Task instructions: Tally how many lines of these entries hold the string "Name". Return the number alone.

A block of data

================================

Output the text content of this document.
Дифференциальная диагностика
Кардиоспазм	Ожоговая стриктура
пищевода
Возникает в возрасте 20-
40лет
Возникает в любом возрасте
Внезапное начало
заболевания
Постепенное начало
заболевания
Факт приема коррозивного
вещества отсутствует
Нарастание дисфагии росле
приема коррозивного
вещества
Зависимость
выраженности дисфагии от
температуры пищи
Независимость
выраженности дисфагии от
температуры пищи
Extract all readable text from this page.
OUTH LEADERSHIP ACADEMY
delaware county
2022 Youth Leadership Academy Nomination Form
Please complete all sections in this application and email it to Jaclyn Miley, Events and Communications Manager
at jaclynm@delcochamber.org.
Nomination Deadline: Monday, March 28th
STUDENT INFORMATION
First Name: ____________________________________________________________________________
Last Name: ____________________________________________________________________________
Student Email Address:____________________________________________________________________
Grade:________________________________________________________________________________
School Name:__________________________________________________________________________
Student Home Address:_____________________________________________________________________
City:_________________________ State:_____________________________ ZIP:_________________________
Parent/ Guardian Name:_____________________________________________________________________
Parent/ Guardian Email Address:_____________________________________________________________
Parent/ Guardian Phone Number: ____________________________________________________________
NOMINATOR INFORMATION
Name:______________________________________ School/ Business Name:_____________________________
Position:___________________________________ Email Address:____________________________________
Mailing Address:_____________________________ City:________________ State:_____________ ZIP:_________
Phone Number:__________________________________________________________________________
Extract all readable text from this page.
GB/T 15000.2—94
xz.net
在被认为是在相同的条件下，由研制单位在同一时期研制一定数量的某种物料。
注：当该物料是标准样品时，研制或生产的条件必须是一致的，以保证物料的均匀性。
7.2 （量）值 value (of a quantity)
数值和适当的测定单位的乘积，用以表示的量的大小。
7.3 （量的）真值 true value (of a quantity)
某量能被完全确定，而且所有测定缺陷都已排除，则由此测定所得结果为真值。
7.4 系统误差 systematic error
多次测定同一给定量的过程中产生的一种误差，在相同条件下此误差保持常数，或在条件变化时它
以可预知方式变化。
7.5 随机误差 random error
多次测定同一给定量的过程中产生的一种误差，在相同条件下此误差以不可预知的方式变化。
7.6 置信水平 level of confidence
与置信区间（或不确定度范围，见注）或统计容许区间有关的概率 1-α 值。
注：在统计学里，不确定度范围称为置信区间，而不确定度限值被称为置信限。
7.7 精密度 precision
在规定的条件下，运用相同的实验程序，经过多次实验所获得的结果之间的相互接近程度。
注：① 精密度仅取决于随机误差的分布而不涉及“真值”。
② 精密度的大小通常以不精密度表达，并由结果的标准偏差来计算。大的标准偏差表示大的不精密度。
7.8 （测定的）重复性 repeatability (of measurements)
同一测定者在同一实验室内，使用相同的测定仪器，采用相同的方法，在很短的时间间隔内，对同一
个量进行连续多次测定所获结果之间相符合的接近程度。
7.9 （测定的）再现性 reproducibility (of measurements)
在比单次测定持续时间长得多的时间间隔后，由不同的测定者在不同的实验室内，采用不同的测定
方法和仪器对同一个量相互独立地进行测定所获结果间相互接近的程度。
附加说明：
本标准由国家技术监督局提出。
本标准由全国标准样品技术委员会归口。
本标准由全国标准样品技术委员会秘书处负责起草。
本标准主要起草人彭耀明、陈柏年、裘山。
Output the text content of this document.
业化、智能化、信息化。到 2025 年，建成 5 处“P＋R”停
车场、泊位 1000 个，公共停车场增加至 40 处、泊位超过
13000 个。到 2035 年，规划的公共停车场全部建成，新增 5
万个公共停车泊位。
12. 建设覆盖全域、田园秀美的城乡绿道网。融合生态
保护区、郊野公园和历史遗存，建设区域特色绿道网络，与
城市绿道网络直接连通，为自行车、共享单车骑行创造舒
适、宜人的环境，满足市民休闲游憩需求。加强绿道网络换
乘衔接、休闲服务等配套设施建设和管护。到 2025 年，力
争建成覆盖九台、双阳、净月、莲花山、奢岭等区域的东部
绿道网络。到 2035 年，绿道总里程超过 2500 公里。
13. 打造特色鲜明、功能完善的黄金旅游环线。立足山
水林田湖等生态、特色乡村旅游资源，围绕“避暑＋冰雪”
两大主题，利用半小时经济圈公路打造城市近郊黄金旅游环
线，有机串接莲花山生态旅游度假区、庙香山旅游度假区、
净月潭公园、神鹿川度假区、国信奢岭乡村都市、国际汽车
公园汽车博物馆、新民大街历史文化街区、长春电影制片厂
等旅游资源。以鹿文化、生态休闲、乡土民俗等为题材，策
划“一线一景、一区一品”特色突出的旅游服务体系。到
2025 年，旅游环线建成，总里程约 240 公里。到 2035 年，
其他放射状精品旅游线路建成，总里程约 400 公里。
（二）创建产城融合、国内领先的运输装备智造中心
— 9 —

================================

Written solution: 5